• Task instructions
Without including any pictures, write out the listing below exactly.

start

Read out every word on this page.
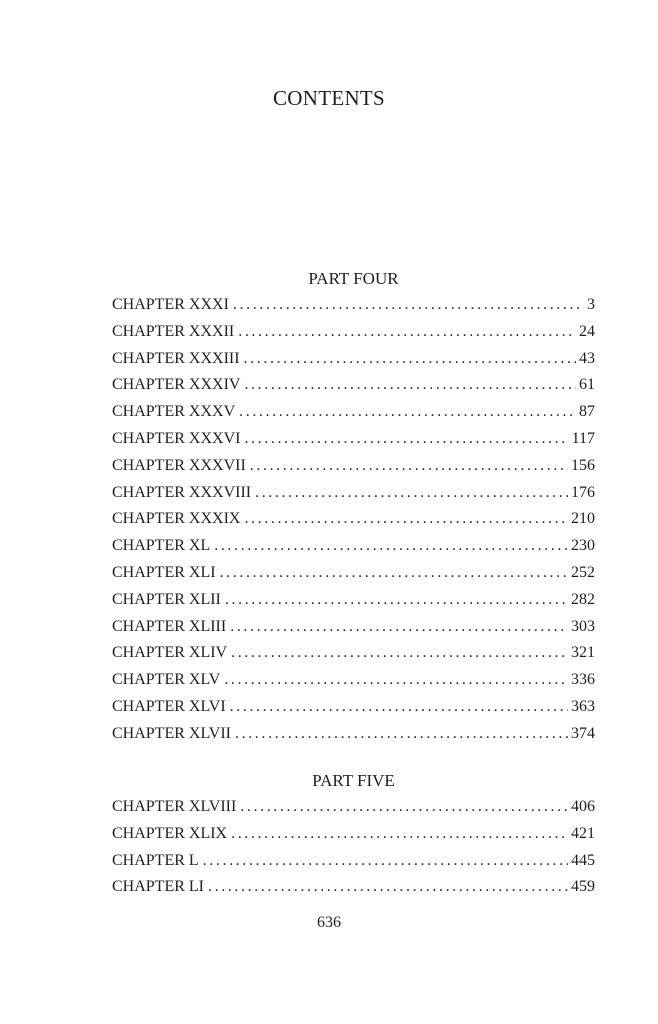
CONTENTS
PART FOUR
CHAPTER XXXI .....	3
CHAPTER XXXII .....	24
CHAPTER XXXIII .....	43
CHAPTER XXXIV .....	61
CHAPTER XXXV .....	87
CHAPTER XXXVI .....	117
CHAPTER XXXVII .....	156
CHAPTER XXXVIII .....	176
CHAPTER XXXIX .....	210
CHAPTER XL .....	230
CHAPTER XLI .....	252
CHAPTER XLII .....	282
CHAPTER XLIII .....	303
CHAPTER XLIV .....	321
CHAPTER XLV .....	336
CHAPTER XLVI .....	363
CHAPTER XLVII .....	374
PART FIVE
CHAPTER XLVIII .....	406
CHAPTER XLIX .....	421
CHAPTER L .....	445
CHAPTER LI .....	459
636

end

• Exercise solution
Read out every word on this page.
CONTENTS
PART FOUR
CHAPTER XXXI .....	3
CHAPTER XXXII .....	24
CHAPTER XXXIII .....	43
CHAPTER XXXIV .....	61
CHAPTER XXXV .....	87
CHAPTER XXXVI .....	117
CHAPTER XXXVII .....	156
CHAPTER XXXVIII .....	176
CHAPTER XXXIX .....	210
CHAPTER XL .....	230
CHAPTER XLI .....	252
CHAPTER XLII .....	282
CHAPTER XLIII .....	303
CHAPTER XLIV .....	321
CHAPTER XLV .....	336
CHAPTER XLVI .....	363
CHAPTER XLVII .....	374
PART FIVE
CHAPTER XLVIII .....	406
CHAPTER XLIX .....	421
CHAPTER L .....	445
CHAPTER LI .....	459
636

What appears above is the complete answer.